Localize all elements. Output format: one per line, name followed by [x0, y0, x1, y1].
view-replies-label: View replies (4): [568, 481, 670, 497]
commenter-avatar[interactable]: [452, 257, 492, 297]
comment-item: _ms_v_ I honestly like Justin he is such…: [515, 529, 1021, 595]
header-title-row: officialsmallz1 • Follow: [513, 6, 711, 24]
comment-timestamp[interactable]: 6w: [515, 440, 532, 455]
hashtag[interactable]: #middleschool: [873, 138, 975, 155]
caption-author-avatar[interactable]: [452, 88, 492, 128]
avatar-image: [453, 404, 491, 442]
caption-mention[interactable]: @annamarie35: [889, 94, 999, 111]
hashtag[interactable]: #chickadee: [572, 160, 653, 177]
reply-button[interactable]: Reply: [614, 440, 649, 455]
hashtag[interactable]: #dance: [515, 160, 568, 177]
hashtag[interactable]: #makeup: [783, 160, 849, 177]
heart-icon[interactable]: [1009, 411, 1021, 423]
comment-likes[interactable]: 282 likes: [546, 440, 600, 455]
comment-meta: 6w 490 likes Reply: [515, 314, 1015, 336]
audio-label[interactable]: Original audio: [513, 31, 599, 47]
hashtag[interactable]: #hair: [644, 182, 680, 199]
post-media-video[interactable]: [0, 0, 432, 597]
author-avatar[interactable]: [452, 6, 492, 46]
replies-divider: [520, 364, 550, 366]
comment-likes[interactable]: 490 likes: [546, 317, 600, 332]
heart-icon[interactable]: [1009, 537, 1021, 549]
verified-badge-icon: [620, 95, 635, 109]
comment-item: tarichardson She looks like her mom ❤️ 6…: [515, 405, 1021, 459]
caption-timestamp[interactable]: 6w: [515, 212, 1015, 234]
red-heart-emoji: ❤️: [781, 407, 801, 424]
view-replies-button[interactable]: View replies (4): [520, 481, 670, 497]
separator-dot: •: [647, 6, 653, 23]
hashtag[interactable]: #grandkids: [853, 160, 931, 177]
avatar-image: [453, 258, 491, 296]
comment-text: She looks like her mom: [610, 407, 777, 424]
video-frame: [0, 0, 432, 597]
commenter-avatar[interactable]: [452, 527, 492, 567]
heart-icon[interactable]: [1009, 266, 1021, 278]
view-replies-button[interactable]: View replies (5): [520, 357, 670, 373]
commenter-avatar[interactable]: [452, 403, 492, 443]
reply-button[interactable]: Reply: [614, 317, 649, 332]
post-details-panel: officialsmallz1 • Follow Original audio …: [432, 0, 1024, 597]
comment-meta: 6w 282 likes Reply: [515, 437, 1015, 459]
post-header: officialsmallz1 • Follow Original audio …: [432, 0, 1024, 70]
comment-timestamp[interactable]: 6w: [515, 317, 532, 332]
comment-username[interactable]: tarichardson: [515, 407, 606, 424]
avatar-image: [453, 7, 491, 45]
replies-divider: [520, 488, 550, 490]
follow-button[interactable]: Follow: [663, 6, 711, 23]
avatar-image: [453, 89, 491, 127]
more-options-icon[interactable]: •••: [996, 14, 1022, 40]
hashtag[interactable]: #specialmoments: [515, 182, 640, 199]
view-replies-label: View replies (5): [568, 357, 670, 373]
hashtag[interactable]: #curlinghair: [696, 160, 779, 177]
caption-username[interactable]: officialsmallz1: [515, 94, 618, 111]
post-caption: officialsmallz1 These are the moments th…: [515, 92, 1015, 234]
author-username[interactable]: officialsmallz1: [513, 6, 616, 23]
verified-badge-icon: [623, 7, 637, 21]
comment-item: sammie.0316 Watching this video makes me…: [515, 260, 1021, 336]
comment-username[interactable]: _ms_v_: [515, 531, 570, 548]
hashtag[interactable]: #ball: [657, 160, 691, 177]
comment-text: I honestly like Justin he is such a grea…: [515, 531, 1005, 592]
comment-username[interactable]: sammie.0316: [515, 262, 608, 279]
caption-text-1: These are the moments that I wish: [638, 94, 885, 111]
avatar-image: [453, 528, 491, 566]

## The problem
Rewrite all the items above, changing every "heart-icon" to "like-icon" and leaving everything else as it is.

## Answer to the problem
Localize all elements. Output format: one per line, name followed by [x0, y0, x1, y1].
view-replies-label: View replies (4): [568, 481, 670, 497]
commenter-avatar[interactable]: [452, 257, 492, 297]
comment-item: _ms_v_ I honestly like Justin he is such…: [515, 529, 1021, 595]
header-title-row: officialsmallz1 • Follow: [513, 6, 711, 24]
comment-timestamp[interactable]: 6w: [515, 440, 532, 455]
hashtag[interactable]: #middleschool: [873, 138, 975, 155]
caption-author-avatar[interactable]: [452, 88, 492, 128]
avatar-image: [453, 404, 491, 442]
caption-mention[interactable]: @annamarie35: [889, 94, 999, 111]
hashtag[interactable]: #chickadee: [572, 160, 653, 177]
reply-button[interactable]: Reply: [614, 440, 649, 455]
hashtag[interactable]: #dance: [515, 160, 568, 177]
hashtag[interactable]: #makeup: [783, 160, 849, 177]
like-icon[interactable]: [1009, 411, 1021, 423]
comment-likes[interactable]: 282 likes: [546, 440, 600, 455]
comment-meta: 6w 490 likes Reply: [515, 314, 1015, 336]
audio-label[interactable]: Original audio: [513, 31, 599, 47]
hashtag[interactable]: #hair: [644, 182, 680, 199]
post-media-video[interactable]: [0, 0, 432, 597]
author-avatar[interactable]: [452, 6, 492, 46]
replies-divider: [520, 364, 550, 366]
comment-likes[interactable]: 490 likes: [546, 317, 600, 332]
like-icon[interactable]: [1009, 537, 1021, 549]
verified-badge-icon: [620, 95, 635, 109]
comment-item: tarichardson She looks like her mom ❤️ 6…: [515, 405, 1021, 459]
caption-timestamp[interactable]: 6w: [515, 212, 1015, 234]
red-heart-emoji: ❤️: [781, 407, 801, 424]
view-replies-button[interactable]: View replies (4): [520, 481, 670, 497]
separator-dot: •: [647, 6, 653, 23]
hashtag[interactable]: #grandkids: [853, 160, 931, 177]
avatar-image: [453, 258, 491, 296]
comment-text: She looks like her mom: [610, 407, 777, 424]
video-frame: [0, 0, 432, 597]
commenter-avatar[interactable]: [452, 527, 492, 567]
like-icon[interactable]: [1009, 266, 1021, 278]
view-replies-button[interactable]: View replies (5): [520, 357, 670, 373]
commenter-avatar[interactable]: [452, 403, 492, 443]
reply-button[interactable]: Reply: [614, 317, 649, 332]
post-details-panel: officialsmallz1 • Follow Original audio …: [432, 0, 1024, 597]
comment-meta: 6w 282 likes Reply: [515, 437, 1015, 459]
post-header: officialsmallz1 • Follow Original audio …: [432, 0, 1024, 70]
comment-timestamp[interactable]: 6w: [515, 317, 532, 332]
comment-username[interactable]: tarichardson: [515, 407, 606, 424]
avatar-image: [453, 7, 491, 45]
replies-divider: [520, 488, 550, 490]
follow-button[interactable]: Follow: [663, 6, 711, 23]
avatar-image: [453, 89, 491, 127]
more-options-icon[interactable]: •••: [996, 14, 1022, 40]
hashtag[interactable]: #specialmoments: [515, 182, 640, 199]
view-replies-label: View replies (5): [568, 357, 670, 373]
hashtag[interactable]: #curlinghair: [696, 160, 779, 177]
caption-username[interactable]: officialsmallz1: [515, 94, 618, 111]
post-caption: officialsmallz1 These are the moments th…: [515, 92, 1015, 234]
author-username[interactable]: officialsmallz1: [513, 6, 616, 23]
verified-badge-icon: [623, 7, 637, 21]
comment-item: sammie.0316 Watching this video makes me…: [515, 260, 1021, 336]
comment-username[interactable]: _ms_v_: [515, 531, 570, 548]
hashtag[interactable]: #ball: [657, 160, 691, 177]
comment-text: I honestly like Justin he is such a grea…: [515, 531, 1005, 592]
comment-username[interactable]: sammie.0316: [515, 262, 608, 279]
caption-text-1: These are the moments that I wish: [638, 94, 885, 111]
avatar-image: [453, 528, 491, 566]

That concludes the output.